** START **
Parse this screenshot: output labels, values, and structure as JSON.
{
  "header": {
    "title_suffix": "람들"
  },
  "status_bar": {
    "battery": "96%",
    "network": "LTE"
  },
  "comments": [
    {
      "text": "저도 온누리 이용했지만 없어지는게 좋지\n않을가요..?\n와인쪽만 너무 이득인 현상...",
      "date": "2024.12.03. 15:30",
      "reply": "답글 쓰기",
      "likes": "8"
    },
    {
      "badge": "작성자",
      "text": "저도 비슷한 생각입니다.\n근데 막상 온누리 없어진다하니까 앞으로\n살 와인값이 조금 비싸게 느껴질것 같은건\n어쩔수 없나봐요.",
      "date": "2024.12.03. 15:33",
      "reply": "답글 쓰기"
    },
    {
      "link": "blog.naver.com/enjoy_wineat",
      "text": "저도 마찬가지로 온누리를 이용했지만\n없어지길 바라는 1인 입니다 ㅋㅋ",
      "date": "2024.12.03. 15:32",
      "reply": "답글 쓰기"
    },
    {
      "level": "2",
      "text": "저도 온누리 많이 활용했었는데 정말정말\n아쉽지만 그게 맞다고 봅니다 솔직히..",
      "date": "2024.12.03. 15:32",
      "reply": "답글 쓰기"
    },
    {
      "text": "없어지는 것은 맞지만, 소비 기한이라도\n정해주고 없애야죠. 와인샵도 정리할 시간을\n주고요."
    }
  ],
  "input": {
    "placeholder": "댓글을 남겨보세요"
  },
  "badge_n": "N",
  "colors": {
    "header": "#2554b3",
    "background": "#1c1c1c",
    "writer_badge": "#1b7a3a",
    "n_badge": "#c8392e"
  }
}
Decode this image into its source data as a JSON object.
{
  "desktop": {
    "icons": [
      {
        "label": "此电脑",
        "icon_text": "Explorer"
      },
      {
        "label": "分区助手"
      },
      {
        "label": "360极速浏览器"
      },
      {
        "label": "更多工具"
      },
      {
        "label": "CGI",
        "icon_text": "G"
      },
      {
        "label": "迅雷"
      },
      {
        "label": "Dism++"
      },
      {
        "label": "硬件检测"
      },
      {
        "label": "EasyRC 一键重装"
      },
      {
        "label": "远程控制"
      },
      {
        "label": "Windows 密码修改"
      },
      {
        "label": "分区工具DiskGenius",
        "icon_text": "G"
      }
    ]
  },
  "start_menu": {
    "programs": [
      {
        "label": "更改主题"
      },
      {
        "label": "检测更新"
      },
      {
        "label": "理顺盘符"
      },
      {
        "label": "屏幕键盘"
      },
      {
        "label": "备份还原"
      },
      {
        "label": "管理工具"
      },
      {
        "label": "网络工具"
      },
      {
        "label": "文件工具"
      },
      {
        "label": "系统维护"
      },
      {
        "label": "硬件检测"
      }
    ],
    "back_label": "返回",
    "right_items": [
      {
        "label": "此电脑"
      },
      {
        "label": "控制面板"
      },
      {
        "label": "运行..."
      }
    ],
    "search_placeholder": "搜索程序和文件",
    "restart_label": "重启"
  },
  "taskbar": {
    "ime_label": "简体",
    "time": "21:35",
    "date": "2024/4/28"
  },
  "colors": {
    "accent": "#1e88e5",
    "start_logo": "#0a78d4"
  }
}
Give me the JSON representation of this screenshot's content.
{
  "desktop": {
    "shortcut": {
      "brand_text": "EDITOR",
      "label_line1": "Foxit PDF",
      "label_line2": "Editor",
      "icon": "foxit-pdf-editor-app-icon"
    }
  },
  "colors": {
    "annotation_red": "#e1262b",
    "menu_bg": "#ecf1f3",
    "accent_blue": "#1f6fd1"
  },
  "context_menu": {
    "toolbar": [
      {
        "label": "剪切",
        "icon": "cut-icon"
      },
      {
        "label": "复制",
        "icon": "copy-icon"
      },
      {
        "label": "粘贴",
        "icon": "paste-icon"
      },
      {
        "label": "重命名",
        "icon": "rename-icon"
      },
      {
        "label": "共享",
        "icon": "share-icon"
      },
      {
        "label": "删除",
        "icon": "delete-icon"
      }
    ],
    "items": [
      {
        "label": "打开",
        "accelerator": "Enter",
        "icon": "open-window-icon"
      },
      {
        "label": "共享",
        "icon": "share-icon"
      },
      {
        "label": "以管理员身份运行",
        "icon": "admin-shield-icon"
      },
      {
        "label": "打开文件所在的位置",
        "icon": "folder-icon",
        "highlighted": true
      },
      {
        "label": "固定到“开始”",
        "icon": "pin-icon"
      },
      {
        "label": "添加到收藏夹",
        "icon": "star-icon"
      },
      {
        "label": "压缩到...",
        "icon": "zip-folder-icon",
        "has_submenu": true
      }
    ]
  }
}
** END **
DIRECTIONS -> Print every entry exactly as written.

TASK ANSWER ->
Parse this screenshot: output labels, values, and structure as JSON.
{
  "header": {
    "title_suffix": "람들"
  },
  "status_bar": {
    "battery": "96%",
    "network": "LTE"
  },
  "comments": [
    {
      "text": "저도 온누리 이용했지만 없어지는게 좋지\n않을가요..?\n와인쪽만 너무 이득인 현상...",
      "date": "2024.12.03. 15:30",
      "reply": "답글 쓰기",
      "likes": "8"
    },
    {
      "badge": "작성자",
      "text": "저도 비슷한 생각입니다.\n근데 막상 온누리 없어진다하니까 앞으로\n살 와인값이 조금 비싸게 느껴질것 같은건\n어쩔수 없나봐요.",
      "date": "2024.12.03. 15:33",
      "reply": "답글 쓰기"
    },
    {
      "link": "blog.naver.com/enjoy_wineat",
      "text": "저도 마찬가지로 온누리를 이용했지만\n없어지길 바라는 1인 입니다 ㅋㅋ",
      "date": "2024.12.03. 15:32",
      "reply": "답글 쓰기"
    },
    {
      "level": "2",
      "text": "저도 온누리 많이 활용했었는데 정말정말\n아쉽지만 그게 맞다고 봅니다 솔직히..",
      "date": "2024.12.03. 15:32",
      "reply": "답글 쓰기"
    },
    {
      "text": "없어지는 것은 맞지만, 소비 기한이라도\n정해주고 없애야죠. 와인샵도 정리할 시간을\n주고요."
    }
  ],
  "input": {
    "placeholder": "댓글을 남겨보세요"
  },
  "badge_n": "N",
  "colors": {
    "header": "#2554b3",
    "background": "#1c1c1c",
    "writer_badge": "#1b7a3a",
    "n_badge": "#c8392e"
  }
}
Decode this image into its source data as a JSON object.
{
  "desktop": {
    "icons": [
      {
        "label": "此电脑",
        "icon_text": "Explorer"
      },
      {
        "label": "分区助手"
      },
      {
        "label": "360极速浏览器"
      },
      {
        "label": "更多工具"
      },
      {
        "label": "CGI",
        "icon_text": "G"
      },
      {
        "label": "迅雷"
      },
      {
        "label": "Dism++"
      },
      {
        "label": "硬件检测"
      },
      {
        "label": "EasyRC 一键重装"
      },
      {
        "label": "远程控制"
      },
      {
        "label": "Windows 密码修改"
      },
      {
        "label": "分区工具DiskGenius",
        "icon_text": "G"
      }
    ]
  },
  "start_menu": {
    "programs": [
      {
        "label": "更改主题"
      },
      {
        "label": "检测更新"
      },
      {
        "label": "理顺盘符"
      },
      {
        "label": "屏幕键盘"
      },
      {
        "label": "备份还原"
      },
      {
        "label": "管理工具"
      },
      {
        "label": "网络工具"
      },
      {
        "label": "文件工具"
      },
      {
        "label": "系统维护"
      },
      {
        "label": "硬件检测"
      }
    ],
    "back_label": "返回",
    "right_items": [
      {
        "label": "此电脑"
      },
      {
        "label": "控制面板"
      },
      {
        "label": "运行..."
      }
    ],
    "search_placeholder": "搜索程序和文件",
    "restart_label": "重启"
  },
  "taskbar": {
    "ime_label": "简体",
    "time": "21:35",
    "date": "2024/4/28"
  },
  "colors": {
    "accent": "#1e88e5",
    "start_logo": "#0a78d4"
  }
}
Give me the JSON representation of this screenshot's content.
{
  "desktop": {
    "shortcut": {
      "brand_text": "EDITOR",
      "label_line1": "Foxit PDF",
      "label_line2": "Editor",
      "icon": "foxit-pdf-editor-app-icon"
    }
  },
  "colors": {
    "annotation_red": "#e1262b",
    "menu_bg": "#ecf1f3",
    "accent_blue": "#1f6fd1"
  },
  "context_menu": {
    "toolbar": [
      {
        "label": "剪切",
        "icon": "cut-icon"
      },
      {
        "label": "复制",
        "icon": "copy-icon"
      },
      {
        "label": "粘贴",
        "icon": "paste-icon"
      },
      {
        "label": "重命名",
        "icon": "rename-icon"
      },
      {
        "label": "共享",
        "icon": "share-icon"
      },
      {
        "label": "删除",
        "icon": "delete-icon"
      }
    ],
    "items": [
      {
        "label": "打开",
        "accelerator": "Enter",
        "icon": "open-window-icon"
      },
      {
        "label": "共享",
        "icon": "share-icon"
      },
      {
        "label": "以管理员身份运行",
        "icon": "admin-shield-icon"
      },
      {
        "label": "打开文件所在的位置",
        "icon": "folder-icon",
        "highlighted": true
      },
      {
        "label": "固定到“开始”",
        "icon": "pin-icon"
      },
      {
        "label": "添加到收藏夹",
        "icon": "star-icon"
      },
      {
        "label": "压缩到...",
        "icon": "zip-folder-icon",
        "has_submenu": true
      }
    ]
  }
}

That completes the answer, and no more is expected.